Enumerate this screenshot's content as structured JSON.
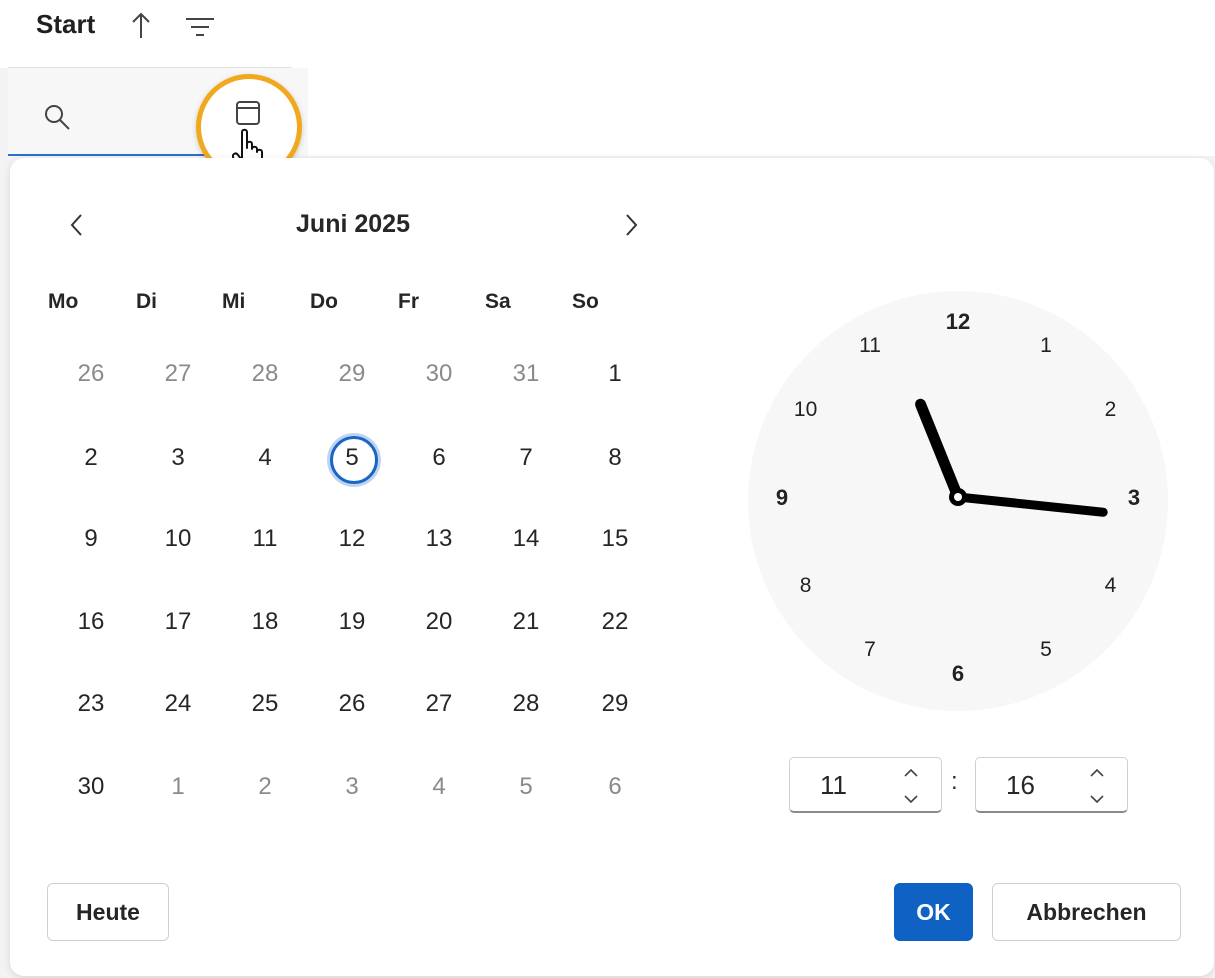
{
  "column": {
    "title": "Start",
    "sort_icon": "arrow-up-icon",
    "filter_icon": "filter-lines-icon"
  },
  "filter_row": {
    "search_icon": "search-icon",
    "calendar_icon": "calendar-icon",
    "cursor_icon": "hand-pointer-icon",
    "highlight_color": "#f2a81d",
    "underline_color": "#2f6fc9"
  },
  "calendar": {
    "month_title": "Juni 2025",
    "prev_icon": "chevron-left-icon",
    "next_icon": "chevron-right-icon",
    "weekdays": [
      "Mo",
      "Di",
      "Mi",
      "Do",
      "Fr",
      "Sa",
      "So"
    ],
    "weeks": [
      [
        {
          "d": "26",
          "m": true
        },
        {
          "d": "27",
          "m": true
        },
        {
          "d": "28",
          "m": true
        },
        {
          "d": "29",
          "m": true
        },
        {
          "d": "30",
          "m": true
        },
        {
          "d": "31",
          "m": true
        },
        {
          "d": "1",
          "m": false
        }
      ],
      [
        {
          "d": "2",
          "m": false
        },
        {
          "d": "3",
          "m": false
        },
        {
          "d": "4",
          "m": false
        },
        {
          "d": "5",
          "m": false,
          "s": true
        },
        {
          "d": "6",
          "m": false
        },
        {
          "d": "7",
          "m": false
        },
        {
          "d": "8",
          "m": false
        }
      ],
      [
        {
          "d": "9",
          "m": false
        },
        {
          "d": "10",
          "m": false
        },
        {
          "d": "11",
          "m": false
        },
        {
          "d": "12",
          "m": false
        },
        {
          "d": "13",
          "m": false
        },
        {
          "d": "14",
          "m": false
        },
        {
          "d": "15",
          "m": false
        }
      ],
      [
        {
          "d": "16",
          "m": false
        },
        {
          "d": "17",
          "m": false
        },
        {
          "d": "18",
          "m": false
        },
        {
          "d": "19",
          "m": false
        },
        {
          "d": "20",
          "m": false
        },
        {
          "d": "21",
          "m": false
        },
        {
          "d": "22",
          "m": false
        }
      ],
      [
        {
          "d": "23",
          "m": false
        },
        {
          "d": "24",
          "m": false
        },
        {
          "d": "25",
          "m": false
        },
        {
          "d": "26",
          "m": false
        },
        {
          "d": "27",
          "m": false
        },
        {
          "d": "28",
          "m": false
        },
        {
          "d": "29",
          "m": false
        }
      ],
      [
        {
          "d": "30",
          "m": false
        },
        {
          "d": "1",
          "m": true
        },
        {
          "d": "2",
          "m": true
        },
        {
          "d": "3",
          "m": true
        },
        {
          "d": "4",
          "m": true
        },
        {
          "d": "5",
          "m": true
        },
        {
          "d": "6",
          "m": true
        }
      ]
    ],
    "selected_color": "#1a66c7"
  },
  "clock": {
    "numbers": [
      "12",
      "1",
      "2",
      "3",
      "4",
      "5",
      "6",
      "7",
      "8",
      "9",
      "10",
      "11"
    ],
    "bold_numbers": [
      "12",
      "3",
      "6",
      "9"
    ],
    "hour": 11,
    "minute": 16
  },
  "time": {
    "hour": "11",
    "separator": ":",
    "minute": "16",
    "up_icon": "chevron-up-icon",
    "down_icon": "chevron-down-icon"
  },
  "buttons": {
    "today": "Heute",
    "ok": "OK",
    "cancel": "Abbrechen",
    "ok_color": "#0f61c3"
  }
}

⁂

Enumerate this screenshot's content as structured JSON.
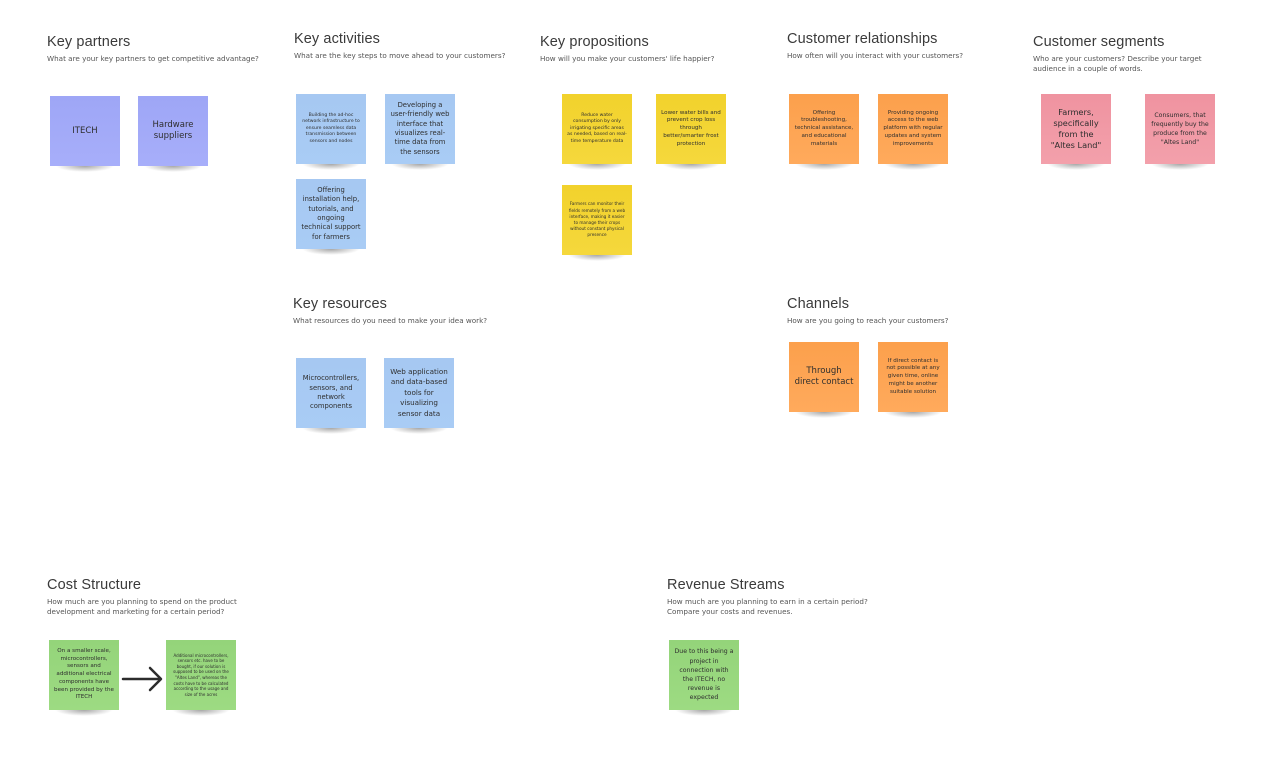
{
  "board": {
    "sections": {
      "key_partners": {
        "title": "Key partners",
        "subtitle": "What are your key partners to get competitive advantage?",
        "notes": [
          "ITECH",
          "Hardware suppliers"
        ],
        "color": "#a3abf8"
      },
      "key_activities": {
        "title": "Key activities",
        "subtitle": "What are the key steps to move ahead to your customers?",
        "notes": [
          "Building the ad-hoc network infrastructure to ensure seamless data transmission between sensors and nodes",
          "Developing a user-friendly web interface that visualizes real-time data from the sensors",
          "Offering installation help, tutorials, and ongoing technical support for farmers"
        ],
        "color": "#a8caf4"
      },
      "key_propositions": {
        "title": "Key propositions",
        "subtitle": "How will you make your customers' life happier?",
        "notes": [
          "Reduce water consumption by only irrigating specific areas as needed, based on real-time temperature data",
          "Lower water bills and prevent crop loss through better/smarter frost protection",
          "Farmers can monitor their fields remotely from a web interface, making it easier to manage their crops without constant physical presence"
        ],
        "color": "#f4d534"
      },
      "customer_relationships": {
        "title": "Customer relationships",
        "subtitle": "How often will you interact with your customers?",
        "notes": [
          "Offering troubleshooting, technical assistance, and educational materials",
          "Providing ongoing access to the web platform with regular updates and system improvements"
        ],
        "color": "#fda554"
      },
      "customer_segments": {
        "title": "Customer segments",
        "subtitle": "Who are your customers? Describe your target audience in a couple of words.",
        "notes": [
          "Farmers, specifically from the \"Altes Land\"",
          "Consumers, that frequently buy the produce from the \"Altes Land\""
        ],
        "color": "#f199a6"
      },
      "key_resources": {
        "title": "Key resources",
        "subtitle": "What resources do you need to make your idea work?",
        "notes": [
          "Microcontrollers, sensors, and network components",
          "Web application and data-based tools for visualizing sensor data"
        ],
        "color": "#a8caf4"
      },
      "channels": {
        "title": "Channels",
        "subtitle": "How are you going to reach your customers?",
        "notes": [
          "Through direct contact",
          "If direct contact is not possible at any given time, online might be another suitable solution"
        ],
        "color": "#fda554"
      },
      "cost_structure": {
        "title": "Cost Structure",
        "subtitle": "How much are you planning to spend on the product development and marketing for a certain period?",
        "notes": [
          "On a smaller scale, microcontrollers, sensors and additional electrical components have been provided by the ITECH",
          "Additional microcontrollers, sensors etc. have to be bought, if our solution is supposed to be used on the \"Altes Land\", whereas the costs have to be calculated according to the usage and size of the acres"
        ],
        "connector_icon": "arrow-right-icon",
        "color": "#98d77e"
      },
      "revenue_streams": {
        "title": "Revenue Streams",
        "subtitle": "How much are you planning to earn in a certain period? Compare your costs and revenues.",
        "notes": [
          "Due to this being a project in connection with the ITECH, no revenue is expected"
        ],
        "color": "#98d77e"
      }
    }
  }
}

⁂

▶ Exercise description
Show each line holding the word "components".

▶ Task solution
          "Microcontrollers, sensors, and network components",
          "On a smaller scale, microcontrollers, sensors and additional electrical components have been provided by the ITECH",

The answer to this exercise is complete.